Given request: Look below for the line with "What does this". Extract that line and each one after it through the last, word for word.

* BEGIN Materials provided *

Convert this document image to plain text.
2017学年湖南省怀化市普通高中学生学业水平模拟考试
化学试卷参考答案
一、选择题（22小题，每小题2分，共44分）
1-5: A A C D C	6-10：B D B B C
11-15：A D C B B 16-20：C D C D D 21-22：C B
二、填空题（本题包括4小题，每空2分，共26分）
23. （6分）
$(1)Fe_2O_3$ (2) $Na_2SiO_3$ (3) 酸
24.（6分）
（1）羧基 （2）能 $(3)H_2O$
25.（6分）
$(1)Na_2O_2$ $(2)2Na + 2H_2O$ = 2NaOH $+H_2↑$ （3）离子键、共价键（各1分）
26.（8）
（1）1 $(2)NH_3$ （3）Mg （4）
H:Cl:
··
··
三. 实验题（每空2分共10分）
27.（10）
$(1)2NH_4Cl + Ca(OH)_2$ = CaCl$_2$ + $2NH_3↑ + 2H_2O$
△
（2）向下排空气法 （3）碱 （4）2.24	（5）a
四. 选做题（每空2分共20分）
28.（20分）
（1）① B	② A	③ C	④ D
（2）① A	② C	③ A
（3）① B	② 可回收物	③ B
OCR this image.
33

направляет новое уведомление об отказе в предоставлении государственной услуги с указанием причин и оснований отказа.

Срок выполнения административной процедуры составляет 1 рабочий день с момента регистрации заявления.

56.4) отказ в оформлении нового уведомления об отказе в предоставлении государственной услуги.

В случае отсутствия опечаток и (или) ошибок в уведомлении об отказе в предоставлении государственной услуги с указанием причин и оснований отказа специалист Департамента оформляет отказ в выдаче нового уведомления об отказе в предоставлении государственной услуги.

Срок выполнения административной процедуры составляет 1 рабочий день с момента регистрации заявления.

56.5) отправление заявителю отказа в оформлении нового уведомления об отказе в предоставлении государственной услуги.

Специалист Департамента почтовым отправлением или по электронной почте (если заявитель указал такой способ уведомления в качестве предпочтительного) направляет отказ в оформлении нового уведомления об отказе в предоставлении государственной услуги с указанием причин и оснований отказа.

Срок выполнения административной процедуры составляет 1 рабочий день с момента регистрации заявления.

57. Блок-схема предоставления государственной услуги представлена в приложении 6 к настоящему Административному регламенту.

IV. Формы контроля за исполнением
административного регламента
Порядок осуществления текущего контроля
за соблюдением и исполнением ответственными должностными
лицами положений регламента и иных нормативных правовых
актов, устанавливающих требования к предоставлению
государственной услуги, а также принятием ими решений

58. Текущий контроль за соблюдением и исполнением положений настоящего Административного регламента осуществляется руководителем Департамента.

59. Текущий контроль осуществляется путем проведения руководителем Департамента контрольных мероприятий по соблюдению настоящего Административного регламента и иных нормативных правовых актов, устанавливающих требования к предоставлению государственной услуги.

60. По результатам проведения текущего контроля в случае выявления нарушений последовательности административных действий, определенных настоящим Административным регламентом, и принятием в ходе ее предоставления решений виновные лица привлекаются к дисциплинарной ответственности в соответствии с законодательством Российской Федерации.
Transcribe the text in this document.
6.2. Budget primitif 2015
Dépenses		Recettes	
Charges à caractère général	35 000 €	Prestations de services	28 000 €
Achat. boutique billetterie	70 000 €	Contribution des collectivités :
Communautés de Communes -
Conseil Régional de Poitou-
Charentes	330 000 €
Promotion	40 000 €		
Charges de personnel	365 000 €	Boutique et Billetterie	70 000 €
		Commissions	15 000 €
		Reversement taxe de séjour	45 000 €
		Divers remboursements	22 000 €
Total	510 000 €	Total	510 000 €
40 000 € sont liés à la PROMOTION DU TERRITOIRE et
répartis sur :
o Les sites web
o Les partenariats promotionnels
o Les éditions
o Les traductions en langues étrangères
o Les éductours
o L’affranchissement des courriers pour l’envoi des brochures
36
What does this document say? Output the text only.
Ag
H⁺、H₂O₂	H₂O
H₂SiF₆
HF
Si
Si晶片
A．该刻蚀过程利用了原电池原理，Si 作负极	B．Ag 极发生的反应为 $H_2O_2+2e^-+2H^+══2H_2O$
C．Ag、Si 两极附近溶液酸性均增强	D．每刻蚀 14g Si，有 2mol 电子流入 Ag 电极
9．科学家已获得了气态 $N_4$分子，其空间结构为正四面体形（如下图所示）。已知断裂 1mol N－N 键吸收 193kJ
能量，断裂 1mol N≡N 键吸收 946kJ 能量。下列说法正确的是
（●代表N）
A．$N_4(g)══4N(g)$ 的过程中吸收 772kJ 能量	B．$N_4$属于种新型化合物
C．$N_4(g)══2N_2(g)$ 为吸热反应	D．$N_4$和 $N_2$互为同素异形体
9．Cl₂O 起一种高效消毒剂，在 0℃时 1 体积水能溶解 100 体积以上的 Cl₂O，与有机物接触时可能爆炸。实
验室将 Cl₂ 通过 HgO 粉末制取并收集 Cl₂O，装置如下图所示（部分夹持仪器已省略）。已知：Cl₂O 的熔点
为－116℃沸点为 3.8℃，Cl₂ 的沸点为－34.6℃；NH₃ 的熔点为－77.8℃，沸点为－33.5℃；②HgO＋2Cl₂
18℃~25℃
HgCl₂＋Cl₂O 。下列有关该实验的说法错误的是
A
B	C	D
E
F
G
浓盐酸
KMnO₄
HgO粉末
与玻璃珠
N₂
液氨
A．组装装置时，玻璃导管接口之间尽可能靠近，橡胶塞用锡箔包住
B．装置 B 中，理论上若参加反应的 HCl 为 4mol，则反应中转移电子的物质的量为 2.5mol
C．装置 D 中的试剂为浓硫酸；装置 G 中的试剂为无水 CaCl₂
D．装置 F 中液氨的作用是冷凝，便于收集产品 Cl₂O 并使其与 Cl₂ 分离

* END Materials provided *

Result of the exercise:
What does this document say? Output the text only.
Ag
H⁺、H₂O₂	H₂O
H₂SiF₆
HF
Si
Si晶片
A．该刻蚀过程利用了原电池原理，Si 作负极	B．Ag 极发生的反应为 $H_2O_2+2e^-+2H^+══2H_2O$
C．Ag、Si 两极附近溶液酸性均增强	D．每刻蚀 14g Si，有 2mol 电子流入 Ag 电极
9．科学家已获得了气态 $N_4$分子，其空间结构为正四面体形（如下图所示）。已知断裂 1mol N－N 键吸收 193kJ
能量，断裂 1mol N≡N 键吸收 946kJ 能量。下列说法正确的是
（●代表N）
A．$N_4(g)══4N(g)$ 的过程中吸收 772kJ 能量	B．$N_4$属于种新型化合物
C．$N_4(g)══2N_2(g)$ 为吸热反应	D．$N_4$和 $N_2$互为同素异形体
9．Cl₂O 起一种高效消毒剂，在 0℃时 1 体积水能溶解 100 体积以上的 Cl₂O，与有机物接触时可能爆炸。实
验室将 Cl₂ 通过 HgO 粉末制取并收集 Cl₂O，装置如下图所示（部分夹持仪器已省略）。已知：Cl₂O 的熔点
为－116℃沸点为 3.8℃，Cl₂ 的沸点为－34.6℃；NH₃ 的熔点为－77.8℃，沸点为－33.5℃；②HgO＋2Cl₂
18℃~25℃
HgCl₂＋Cl₂O 。下列有关该实验的说法错误的是
A
B	C	D
E
F
G
浓盐酸
KMnO₄
HgO粉末
与玻璃珠
N₂
液氨
A．组装装置时，玻璃导管接口之间尽可能靠近，橡胶塞用锡箔包住
B．装置 B 中，理论上若参加反应的 HCl 为 4mol，则反应中转移电子的物质的量为 2.5mol
C．装置 D 中的试剂为浓硫酸；装置 G 中的试剂为无水 CaCl₂
D．装置 F 中液氨的作用是冷凝，便于收集产品 Cl₂O 并使其与 Cl₂ 分离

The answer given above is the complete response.